Task to carry out: Copy every line in the records below that contains the word "词向量初步".

Source material:
++++++++

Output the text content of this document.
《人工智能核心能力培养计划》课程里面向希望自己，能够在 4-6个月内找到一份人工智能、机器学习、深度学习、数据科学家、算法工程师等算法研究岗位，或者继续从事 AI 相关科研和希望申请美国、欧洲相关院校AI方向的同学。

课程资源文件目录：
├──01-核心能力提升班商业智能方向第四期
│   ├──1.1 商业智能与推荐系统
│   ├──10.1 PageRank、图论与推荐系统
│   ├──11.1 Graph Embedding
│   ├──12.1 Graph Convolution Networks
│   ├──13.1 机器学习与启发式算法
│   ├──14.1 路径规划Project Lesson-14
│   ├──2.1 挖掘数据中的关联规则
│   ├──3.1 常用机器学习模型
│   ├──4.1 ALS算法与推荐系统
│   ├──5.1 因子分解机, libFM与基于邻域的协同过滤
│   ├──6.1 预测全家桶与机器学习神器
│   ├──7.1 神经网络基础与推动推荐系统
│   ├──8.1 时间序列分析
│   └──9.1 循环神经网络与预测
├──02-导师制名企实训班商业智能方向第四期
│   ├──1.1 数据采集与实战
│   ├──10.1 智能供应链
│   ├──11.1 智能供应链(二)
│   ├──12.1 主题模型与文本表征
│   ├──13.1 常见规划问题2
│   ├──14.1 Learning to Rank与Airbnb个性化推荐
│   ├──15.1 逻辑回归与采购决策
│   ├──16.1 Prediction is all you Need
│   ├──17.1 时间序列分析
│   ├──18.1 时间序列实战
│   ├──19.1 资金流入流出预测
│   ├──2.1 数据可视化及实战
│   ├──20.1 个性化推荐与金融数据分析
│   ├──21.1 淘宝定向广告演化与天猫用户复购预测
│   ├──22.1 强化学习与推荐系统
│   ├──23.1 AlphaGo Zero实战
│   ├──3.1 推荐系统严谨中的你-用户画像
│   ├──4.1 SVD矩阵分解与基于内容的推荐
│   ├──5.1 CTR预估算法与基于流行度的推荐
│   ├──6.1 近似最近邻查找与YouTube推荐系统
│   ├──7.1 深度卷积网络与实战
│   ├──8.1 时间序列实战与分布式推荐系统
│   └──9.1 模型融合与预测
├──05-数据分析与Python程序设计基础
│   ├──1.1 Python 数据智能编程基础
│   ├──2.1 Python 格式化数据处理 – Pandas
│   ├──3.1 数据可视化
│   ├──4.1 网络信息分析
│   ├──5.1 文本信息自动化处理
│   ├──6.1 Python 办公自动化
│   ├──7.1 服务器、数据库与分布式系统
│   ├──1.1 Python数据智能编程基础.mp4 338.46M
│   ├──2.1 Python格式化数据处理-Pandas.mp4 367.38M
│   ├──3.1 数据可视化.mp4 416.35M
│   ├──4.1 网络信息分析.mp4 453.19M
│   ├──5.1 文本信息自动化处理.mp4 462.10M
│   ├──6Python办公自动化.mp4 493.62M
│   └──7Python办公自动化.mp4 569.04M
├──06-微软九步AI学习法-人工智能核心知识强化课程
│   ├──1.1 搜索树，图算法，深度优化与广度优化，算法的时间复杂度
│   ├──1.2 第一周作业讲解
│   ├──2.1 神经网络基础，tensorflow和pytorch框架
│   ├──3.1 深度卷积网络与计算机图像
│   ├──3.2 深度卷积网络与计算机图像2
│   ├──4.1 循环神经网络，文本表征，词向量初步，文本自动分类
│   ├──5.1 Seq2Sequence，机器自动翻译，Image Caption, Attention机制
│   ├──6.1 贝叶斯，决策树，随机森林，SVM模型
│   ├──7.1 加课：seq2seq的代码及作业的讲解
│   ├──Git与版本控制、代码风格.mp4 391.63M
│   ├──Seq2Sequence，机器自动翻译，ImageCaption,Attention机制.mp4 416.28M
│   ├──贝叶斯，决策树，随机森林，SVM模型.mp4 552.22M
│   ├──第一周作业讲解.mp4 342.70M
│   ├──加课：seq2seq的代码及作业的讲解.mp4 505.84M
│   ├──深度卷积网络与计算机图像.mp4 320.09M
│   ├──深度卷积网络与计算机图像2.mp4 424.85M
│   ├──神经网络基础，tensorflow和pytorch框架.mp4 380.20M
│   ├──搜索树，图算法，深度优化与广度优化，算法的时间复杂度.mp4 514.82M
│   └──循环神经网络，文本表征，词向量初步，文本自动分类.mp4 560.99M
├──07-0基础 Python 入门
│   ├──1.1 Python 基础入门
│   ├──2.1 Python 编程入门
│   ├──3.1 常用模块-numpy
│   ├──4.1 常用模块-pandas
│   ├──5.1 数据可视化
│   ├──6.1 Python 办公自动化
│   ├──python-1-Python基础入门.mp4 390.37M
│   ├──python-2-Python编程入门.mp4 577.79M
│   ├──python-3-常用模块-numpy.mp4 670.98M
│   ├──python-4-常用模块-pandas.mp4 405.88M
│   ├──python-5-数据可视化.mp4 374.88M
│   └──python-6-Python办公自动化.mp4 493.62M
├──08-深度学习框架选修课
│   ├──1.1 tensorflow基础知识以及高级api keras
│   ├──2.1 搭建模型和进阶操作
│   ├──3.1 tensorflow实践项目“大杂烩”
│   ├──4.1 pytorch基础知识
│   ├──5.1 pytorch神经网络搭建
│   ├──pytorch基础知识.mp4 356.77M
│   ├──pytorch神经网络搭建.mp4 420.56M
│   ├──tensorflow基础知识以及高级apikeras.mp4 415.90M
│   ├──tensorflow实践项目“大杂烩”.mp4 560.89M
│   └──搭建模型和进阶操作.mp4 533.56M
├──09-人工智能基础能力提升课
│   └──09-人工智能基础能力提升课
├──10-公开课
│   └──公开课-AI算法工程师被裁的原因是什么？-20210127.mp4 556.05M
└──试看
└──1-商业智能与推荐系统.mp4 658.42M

++++++++

Solution for this problem:
│   ├──4.1 循环神经网络，文本表征，词向量初步，文本自动分类
│   └──循环神经网络，文本表征，词向量初步，文本自动分类.mp4 560.99M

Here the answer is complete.